### Problem description
Select from the records below every line that has the word "叱咤时代的风云" in it.

### Entries shown
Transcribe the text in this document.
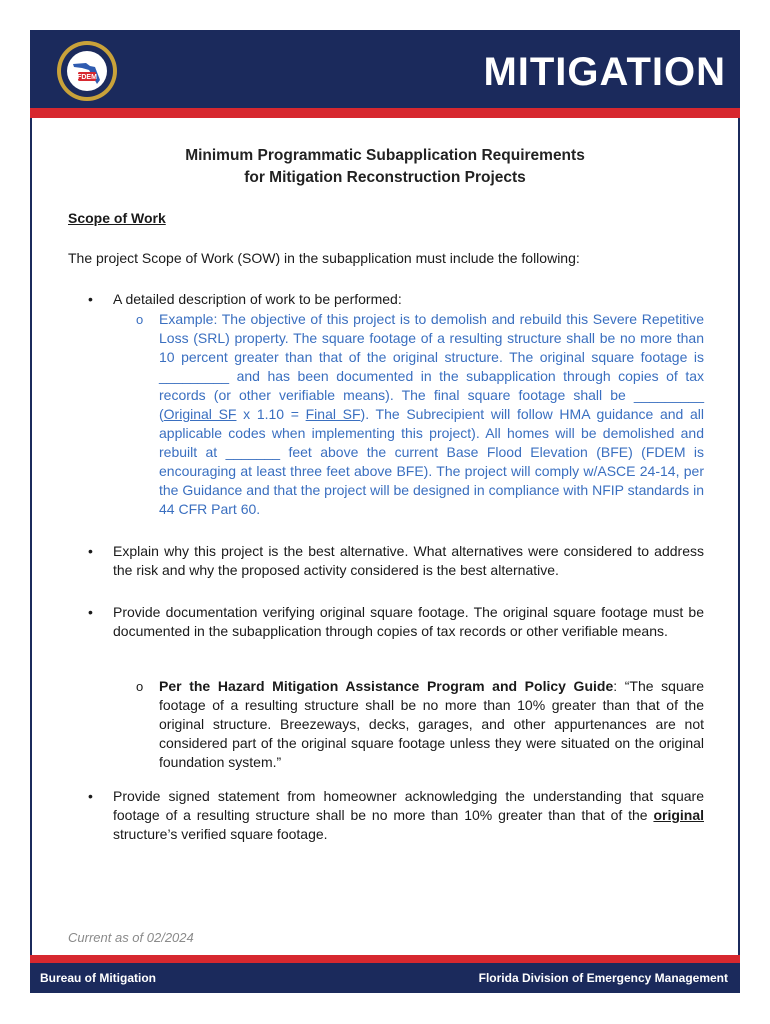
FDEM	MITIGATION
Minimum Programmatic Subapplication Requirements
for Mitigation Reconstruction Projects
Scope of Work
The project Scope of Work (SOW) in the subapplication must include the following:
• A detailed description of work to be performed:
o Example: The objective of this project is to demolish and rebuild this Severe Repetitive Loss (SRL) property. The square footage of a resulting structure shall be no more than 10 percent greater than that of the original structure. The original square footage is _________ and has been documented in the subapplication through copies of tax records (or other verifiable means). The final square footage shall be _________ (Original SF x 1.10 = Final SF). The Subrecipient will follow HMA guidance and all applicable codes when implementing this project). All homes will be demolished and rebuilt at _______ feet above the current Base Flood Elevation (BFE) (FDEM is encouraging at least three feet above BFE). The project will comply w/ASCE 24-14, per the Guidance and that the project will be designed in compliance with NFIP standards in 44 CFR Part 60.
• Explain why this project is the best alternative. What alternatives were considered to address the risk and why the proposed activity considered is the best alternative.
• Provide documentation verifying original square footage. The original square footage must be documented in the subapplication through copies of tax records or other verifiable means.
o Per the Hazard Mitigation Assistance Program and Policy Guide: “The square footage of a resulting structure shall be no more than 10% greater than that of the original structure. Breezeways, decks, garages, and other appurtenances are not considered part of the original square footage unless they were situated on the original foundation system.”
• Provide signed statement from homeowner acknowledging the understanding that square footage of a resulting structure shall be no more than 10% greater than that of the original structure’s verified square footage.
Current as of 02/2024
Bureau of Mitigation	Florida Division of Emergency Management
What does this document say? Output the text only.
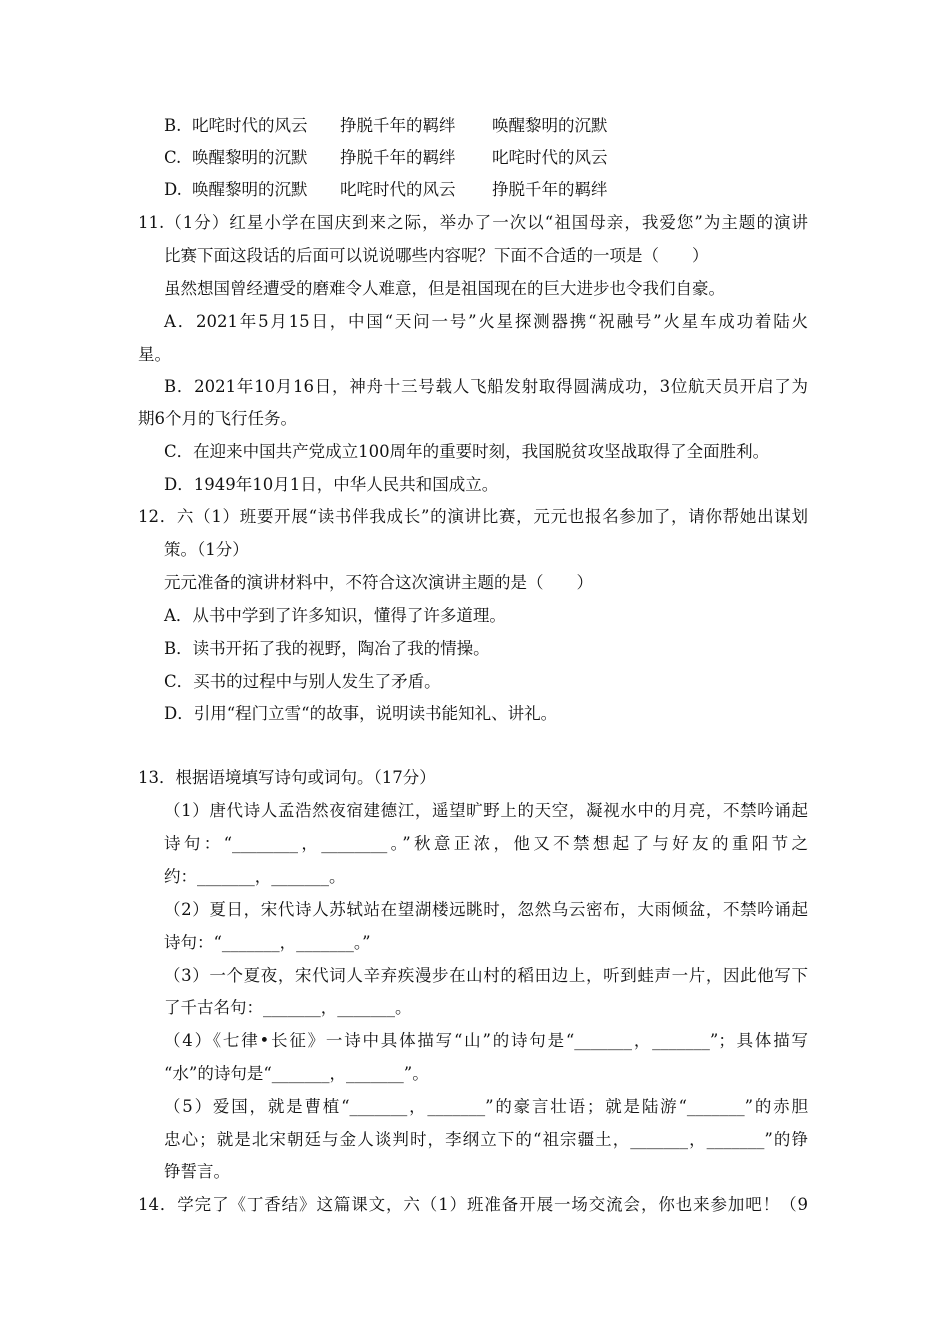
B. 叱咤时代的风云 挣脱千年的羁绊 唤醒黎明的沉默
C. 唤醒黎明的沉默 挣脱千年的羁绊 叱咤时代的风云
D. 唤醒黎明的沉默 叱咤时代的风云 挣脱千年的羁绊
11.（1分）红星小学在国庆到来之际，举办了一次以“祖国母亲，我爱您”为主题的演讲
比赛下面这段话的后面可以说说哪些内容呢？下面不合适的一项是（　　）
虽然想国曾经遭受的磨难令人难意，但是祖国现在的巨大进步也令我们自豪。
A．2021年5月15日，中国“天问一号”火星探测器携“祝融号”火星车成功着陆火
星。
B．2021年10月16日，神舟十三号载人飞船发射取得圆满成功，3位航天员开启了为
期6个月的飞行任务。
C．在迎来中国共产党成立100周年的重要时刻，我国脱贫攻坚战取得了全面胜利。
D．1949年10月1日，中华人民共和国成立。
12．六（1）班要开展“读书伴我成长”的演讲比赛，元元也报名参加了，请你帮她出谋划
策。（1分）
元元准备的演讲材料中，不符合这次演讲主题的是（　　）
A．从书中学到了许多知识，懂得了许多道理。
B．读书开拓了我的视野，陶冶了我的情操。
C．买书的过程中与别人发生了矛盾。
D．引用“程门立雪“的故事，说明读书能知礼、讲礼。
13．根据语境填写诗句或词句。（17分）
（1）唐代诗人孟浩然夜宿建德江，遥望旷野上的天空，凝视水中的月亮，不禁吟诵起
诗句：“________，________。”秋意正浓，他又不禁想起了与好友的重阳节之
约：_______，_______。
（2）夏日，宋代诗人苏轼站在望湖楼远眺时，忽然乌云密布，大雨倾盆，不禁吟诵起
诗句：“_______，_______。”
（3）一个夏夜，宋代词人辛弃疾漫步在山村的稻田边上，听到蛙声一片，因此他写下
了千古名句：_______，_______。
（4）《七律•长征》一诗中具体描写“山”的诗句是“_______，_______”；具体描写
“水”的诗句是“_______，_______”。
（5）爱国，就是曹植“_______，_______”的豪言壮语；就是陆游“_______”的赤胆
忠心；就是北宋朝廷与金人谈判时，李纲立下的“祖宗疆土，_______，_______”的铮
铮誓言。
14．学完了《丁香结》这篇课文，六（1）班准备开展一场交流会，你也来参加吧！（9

### Response to the task
B. 叱咤时代的风云 挣脱千年的羁绊 唤醒黎明的沉默
C. 唤醒黎明的沉默 挣脱千年的羁绊 叱咤时代的风云
D. 唤醒黎明的沉默 叱咤时代的风云 挣脱千年的羁绊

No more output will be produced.